- [Task]
In the entries that follow, find the word "date" and report each line it is on.

[Entries from a visual dataset]

════

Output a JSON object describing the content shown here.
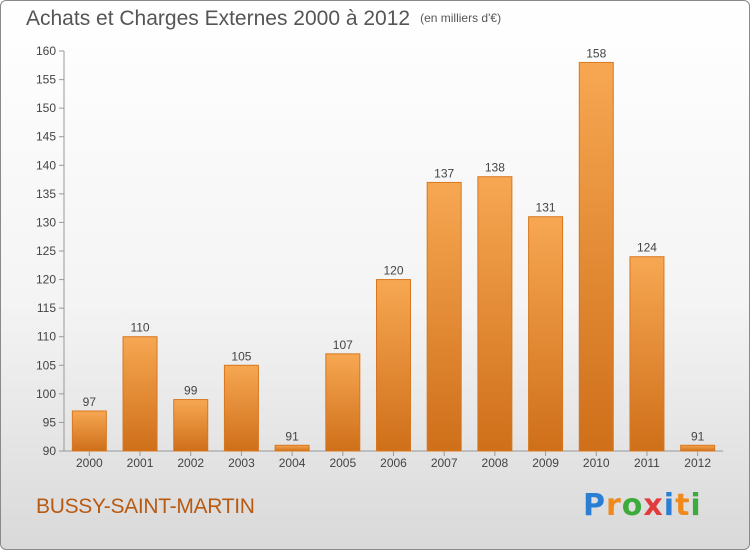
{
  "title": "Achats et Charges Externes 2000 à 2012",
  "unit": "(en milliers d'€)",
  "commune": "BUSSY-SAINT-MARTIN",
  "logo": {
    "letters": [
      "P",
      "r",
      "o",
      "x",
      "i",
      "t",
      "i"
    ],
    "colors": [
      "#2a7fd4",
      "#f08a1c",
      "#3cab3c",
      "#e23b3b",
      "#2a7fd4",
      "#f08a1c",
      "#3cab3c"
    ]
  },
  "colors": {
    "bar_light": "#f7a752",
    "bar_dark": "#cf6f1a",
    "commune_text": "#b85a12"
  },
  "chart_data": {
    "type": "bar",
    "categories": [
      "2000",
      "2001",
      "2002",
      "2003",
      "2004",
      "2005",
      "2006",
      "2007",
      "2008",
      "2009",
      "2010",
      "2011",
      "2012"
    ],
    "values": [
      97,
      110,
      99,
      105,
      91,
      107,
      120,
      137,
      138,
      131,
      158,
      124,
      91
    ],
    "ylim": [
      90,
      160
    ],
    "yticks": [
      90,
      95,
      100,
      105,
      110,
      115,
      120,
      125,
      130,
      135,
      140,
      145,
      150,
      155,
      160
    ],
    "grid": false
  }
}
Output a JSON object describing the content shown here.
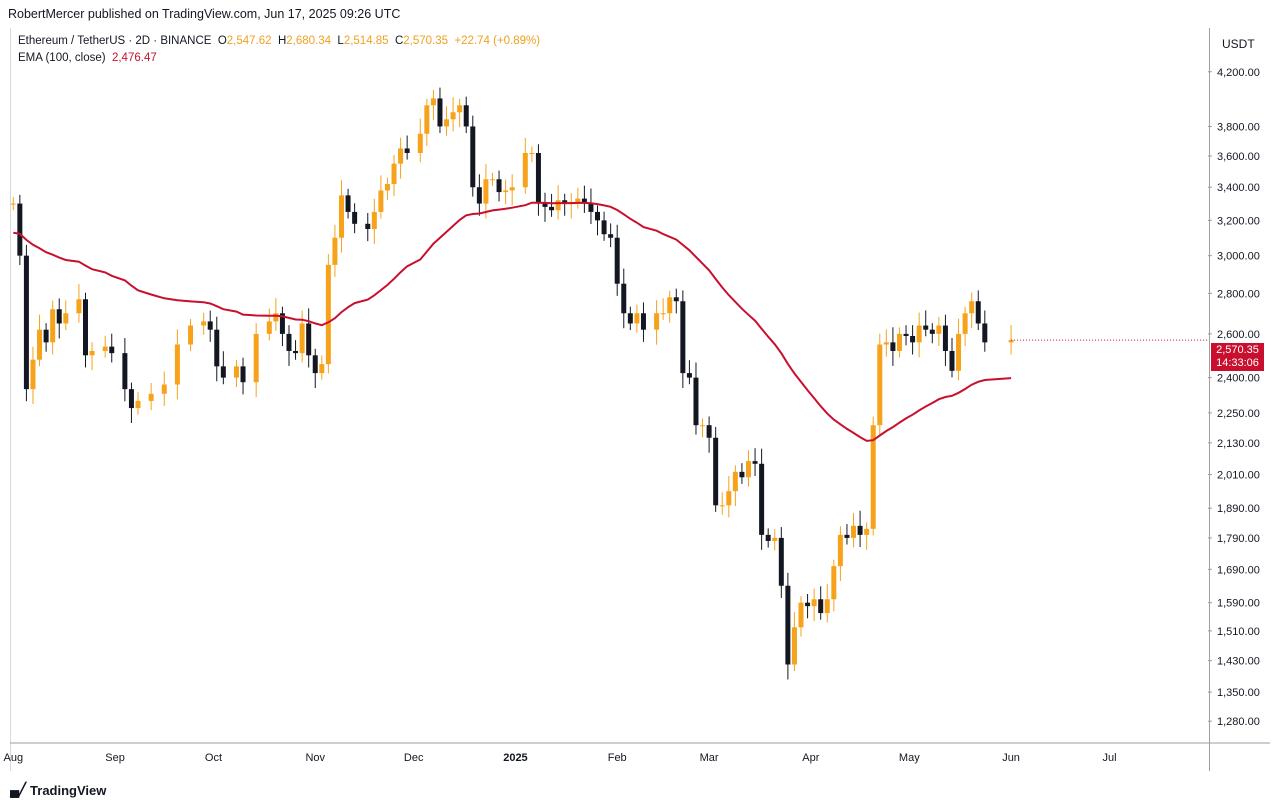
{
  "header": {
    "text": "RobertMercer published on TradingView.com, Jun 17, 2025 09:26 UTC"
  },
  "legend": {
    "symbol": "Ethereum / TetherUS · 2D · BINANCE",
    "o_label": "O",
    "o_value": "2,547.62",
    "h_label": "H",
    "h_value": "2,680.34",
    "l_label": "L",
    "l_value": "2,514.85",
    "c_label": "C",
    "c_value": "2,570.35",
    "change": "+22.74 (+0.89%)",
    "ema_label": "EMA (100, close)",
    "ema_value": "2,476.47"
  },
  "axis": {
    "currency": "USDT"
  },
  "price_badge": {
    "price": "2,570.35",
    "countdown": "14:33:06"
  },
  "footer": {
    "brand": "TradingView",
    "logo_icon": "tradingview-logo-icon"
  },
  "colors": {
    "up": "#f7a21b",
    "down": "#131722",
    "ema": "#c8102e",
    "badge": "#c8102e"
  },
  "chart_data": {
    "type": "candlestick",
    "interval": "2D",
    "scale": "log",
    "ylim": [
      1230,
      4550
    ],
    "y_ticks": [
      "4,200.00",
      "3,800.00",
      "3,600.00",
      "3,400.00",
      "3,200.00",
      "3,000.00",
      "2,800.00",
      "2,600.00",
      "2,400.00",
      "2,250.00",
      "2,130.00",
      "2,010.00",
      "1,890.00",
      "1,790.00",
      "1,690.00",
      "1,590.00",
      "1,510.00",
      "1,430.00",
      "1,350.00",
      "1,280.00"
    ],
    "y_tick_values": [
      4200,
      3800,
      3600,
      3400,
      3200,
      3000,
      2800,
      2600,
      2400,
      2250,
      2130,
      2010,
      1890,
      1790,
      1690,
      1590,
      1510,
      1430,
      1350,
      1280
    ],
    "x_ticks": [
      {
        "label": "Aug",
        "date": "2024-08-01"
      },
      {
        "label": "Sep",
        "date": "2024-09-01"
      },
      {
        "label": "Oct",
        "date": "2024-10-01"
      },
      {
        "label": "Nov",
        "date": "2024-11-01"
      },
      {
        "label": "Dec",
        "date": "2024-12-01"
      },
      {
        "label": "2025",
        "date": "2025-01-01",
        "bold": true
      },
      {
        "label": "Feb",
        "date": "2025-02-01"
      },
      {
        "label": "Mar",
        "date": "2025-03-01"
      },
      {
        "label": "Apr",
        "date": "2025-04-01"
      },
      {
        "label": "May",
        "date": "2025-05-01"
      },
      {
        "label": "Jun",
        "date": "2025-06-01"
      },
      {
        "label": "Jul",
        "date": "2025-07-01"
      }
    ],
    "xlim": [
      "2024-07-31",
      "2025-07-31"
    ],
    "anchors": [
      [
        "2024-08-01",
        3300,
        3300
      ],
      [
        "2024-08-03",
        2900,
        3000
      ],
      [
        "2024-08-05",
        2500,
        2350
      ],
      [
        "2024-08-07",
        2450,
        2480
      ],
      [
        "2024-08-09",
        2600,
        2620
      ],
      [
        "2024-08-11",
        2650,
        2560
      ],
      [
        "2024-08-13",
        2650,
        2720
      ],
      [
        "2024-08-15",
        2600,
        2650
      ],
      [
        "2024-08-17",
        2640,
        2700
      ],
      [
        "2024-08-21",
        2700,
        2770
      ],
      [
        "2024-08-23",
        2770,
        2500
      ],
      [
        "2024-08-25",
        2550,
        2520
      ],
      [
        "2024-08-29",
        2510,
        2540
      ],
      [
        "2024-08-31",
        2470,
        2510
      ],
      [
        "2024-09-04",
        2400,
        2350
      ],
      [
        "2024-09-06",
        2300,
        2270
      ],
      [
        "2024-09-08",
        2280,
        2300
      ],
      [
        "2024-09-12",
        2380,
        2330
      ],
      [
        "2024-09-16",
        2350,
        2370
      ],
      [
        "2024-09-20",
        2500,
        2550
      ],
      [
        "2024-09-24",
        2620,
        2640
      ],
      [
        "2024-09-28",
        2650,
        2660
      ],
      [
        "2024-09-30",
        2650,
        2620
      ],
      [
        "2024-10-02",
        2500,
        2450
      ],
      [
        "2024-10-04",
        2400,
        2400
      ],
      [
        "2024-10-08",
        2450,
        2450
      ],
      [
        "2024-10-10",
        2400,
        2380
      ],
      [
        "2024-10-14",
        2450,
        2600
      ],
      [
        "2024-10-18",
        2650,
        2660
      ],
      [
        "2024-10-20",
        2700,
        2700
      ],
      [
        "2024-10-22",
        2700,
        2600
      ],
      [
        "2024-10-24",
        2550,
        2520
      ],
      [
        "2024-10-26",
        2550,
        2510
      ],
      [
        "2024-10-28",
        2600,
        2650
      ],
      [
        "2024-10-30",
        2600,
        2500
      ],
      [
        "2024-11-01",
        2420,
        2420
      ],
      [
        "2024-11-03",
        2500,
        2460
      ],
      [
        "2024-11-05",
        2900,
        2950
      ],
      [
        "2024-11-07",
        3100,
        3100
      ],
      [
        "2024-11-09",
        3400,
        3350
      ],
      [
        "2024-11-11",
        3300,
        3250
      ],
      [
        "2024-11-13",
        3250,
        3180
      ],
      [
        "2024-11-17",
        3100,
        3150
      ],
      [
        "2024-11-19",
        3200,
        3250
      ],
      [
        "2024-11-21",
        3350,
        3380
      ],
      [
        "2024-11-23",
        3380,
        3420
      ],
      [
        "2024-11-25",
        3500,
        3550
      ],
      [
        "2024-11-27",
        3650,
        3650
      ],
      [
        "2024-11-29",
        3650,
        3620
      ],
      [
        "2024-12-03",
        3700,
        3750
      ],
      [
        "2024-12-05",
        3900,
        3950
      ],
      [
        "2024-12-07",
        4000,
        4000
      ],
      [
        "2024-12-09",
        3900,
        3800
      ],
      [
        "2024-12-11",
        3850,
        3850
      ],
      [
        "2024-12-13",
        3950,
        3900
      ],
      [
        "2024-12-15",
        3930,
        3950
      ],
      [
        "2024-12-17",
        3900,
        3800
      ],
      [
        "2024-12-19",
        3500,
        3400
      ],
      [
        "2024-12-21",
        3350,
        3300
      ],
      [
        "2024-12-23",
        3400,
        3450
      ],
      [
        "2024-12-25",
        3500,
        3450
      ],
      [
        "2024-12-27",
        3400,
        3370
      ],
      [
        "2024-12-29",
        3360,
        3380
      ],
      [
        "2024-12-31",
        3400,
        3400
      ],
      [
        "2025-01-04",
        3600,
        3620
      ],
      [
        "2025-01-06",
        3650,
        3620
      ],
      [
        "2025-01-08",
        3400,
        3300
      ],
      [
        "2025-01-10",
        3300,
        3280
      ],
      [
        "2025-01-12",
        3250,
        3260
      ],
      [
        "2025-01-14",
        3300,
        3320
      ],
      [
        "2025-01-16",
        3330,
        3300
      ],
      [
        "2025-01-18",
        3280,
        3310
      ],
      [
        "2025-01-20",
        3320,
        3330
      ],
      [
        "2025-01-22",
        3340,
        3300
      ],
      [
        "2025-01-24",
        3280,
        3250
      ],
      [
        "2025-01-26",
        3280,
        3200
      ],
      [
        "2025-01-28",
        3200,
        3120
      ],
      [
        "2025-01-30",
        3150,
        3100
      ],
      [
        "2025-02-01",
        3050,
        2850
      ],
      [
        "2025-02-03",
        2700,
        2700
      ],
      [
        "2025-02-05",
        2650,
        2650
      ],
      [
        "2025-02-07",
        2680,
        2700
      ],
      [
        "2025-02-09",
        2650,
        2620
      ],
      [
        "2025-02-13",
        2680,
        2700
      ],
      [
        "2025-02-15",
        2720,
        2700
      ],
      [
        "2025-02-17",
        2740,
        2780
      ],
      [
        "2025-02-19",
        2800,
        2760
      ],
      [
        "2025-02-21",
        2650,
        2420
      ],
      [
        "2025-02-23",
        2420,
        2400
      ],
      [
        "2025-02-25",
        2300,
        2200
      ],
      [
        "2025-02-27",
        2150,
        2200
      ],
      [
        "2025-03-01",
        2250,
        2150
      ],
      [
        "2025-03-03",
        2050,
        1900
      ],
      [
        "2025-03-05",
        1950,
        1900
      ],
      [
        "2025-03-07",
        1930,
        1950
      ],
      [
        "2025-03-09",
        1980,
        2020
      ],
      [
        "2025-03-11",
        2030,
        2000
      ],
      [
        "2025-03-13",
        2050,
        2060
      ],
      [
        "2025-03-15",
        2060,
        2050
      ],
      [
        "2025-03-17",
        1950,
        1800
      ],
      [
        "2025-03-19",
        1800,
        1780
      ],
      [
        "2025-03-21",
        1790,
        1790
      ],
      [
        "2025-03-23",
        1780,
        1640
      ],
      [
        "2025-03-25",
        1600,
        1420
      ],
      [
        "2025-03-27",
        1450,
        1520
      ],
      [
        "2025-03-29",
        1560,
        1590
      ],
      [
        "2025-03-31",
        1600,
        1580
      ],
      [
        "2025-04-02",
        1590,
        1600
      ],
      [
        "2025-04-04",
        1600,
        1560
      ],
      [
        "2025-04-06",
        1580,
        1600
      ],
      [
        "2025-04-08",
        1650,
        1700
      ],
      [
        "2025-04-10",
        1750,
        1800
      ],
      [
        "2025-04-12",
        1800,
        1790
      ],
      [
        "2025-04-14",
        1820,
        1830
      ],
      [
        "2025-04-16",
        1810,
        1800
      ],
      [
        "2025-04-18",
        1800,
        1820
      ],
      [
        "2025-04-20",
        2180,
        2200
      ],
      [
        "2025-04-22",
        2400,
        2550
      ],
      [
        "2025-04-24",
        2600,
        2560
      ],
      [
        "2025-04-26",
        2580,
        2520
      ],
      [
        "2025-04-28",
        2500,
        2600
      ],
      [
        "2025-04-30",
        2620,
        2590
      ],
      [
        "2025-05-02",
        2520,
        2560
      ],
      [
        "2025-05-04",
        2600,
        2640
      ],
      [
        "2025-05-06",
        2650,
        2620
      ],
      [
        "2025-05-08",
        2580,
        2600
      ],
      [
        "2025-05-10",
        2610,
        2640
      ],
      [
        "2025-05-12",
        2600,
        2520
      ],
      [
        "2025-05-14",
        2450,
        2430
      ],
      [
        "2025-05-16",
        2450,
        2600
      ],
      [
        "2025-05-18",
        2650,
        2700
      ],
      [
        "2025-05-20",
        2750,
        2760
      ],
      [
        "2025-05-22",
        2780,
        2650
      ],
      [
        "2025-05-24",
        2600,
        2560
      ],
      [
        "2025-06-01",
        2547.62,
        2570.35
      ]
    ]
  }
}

════

- [Result]
        "date": "2024-08-01"
        "date": "2024-09-01"
        "date": "2024-10-01"
        "date": "2024-11-01"
        "date": "2024-12-01"
        "date": "2025-01-01",
        "date": "2025-02-01"
        "date": "2025-03-01"
        "date": "2025-04-01"
        "date": "2025-05-01"
        "date": "2025-06-01"
        "date": "2025-07-01"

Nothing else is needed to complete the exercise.